▶ Rows:
-- Begin --

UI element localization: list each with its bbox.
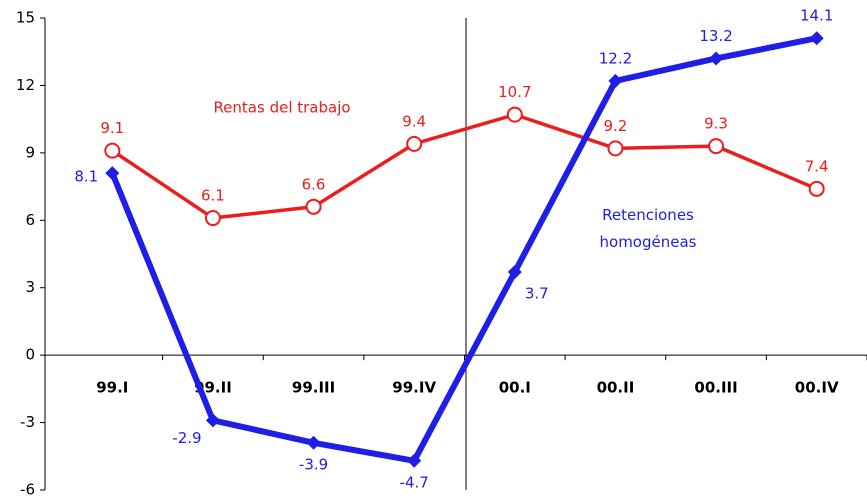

-- End --
-- Begin --

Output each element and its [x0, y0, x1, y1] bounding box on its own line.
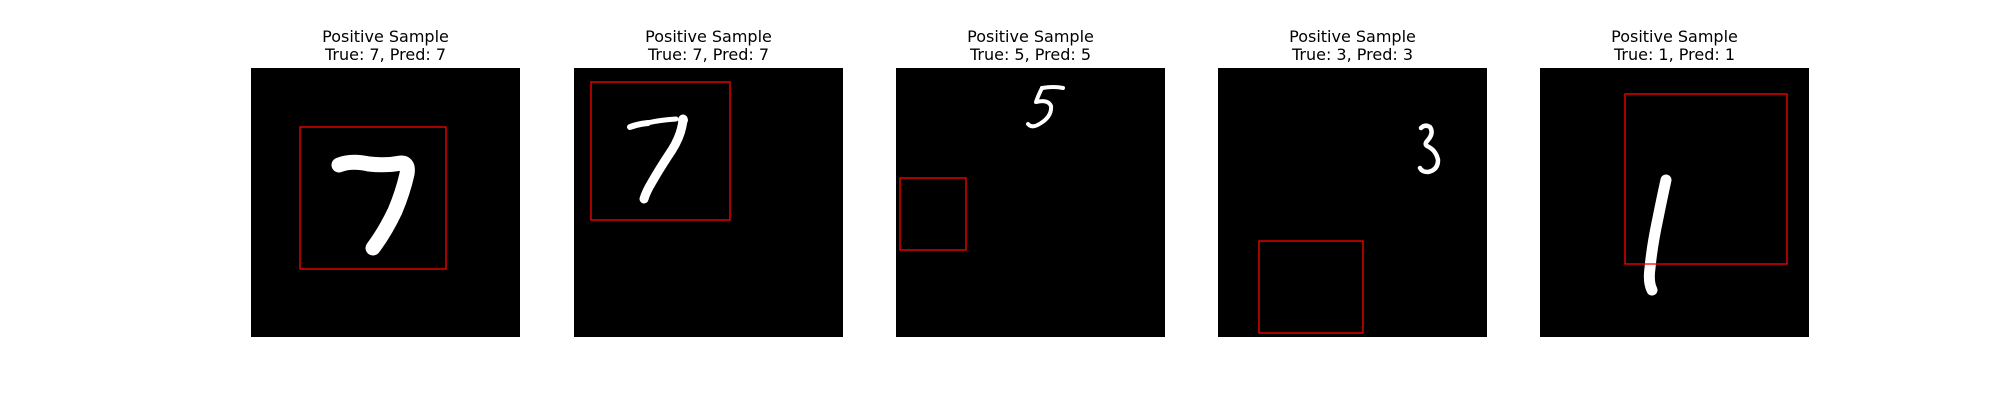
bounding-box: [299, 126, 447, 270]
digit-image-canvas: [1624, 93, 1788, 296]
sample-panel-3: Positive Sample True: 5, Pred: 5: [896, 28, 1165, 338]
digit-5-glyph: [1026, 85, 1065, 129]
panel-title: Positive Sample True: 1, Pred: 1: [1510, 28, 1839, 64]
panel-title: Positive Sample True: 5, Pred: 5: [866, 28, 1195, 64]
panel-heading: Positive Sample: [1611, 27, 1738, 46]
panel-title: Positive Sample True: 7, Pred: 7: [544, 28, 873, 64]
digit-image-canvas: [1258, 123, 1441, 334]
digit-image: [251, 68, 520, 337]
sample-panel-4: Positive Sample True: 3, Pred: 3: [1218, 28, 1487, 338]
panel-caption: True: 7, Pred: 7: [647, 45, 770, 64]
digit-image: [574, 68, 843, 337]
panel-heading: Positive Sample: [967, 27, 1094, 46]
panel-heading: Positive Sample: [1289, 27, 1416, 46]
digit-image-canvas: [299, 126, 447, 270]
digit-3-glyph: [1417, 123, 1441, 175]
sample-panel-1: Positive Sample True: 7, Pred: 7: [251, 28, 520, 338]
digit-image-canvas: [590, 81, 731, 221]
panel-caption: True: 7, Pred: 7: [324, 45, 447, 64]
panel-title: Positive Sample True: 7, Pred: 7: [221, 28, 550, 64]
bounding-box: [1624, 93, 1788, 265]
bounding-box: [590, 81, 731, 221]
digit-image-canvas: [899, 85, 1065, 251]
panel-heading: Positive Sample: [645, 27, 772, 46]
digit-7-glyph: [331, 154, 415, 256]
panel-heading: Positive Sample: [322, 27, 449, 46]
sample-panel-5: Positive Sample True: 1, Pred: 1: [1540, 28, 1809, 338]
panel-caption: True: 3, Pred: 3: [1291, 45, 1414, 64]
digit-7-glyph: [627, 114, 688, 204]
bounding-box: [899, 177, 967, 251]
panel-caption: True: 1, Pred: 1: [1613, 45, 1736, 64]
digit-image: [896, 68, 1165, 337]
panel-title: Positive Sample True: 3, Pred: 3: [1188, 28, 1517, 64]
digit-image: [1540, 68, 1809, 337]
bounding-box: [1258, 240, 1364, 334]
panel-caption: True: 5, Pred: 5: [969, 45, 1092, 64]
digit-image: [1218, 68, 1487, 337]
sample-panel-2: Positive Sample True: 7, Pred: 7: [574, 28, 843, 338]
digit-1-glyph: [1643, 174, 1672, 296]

-- End --
-- Begin --

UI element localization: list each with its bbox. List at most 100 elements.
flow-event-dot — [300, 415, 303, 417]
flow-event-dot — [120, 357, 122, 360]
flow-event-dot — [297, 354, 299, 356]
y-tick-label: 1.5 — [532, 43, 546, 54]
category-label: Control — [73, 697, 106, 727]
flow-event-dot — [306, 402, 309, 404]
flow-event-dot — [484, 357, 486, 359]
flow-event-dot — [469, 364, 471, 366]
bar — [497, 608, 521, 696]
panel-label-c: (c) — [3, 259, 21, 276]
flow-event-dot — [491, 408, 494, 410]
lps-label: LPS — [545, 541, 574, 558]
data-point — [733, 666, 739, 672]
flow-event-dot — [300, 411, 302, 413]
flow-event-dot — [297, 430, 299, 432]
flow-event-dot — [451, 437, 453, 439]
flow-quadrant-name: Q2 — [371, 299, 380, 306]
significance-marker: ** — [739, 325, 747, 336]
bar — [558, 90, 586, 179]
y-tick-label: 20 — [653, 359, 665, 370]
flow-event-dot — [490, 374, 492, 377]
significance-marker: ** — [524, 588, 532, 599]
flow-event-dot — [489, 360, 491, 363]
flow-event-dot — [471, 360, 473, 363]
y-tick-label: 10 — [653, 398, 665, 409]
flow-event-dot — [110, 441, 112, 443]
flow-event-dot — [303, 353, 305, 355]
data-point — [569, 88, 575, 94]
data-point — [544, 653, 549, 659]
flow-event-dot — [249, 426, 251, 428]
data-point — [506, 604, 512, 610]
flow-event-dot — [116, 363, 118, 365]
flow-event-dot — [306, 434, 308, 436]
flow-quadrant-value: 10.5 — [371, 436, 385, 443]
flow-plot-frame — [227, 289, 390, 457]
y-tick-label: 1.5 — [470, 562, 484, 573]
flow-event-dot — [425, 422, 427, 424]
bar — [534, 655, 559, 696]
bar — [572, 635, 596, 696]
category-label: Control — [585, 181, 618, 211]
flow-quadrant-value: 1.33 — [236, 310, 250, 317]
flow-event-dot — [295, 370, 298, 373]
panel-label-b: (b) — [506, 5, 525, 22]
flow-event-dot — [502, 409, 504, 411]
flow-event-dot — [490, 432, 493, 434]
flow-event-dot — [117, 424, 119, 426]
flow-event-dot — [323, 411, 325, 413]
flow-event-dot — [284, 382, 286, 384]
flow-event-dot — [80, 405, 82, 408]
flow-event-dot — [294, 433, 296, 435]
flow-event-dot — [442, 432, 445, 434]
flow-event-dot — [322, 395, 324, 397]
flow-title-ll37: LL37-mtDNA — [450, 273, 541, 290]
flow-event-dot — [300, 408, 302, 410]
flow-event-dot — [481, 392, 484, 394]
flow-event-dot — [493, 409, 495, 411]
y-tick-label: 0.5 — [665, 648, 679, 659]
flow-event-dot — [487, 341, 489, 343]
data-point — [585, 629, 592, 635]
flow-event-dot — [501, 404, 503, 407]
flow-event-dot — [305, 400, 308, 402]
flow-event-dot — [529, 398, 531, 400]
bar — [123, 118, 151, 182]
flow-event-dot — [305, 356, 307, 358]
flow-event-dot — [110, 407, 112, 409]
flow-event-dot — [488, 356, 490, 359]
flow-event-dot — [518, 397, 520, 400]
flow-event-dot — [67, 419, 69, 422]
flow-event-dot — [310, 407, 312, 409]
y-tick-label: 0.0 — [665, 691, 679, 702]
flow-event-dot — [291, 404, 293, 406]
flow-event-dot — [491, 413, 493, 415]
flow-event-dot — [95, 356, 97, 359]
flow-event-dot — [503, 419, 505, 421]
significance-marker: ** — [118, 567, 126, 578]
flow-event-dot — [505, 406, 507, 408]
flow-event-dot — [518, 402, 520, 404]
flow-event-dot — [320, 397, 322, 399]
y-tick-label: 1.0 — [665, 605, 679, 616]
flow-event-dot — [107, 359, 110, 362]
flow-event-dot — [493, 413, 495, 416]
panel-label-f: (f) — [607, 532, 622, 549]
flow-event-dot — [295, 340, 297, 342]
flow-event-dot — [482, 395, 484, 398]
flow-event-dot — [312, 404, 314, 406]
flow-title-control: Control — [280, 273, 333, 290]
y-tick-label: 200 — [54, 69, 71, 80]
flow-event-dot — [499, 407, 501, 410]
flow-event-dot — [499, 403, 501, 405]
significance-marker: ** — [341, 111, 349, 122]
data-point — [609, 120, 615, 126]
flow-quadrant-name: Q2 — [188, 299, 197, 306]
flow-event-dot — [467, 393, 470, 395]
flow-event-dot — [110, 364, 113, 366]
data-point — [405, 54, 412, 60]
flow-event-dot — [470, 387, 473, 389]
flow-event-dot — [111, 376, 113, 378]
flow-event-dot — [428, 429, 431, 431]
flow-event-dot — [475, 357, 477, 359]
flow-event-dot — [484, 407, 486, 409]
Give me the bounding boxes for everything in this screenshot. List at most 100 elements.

-- End --

▶ Directions for this task: Write out the lines from the line with "UI element localization: list each with its bbox. List" to the line with "y-tick-label: 1.5 — [532, 43, 546, 54]" again, switching "flow-event-dot" to "scatter-point" and keeping everything else the same.

▶ Answer to this problem:
UI element localization: list each with its bbox. List at most 100 elements.
scatter-point — [300, 415, 303, 417]
scatter-point — [120, 357, 122, 360]
scatter-point — [297, 354, 299, 356]
y-tick-label: 1.5 — [532, 43, 546, 54]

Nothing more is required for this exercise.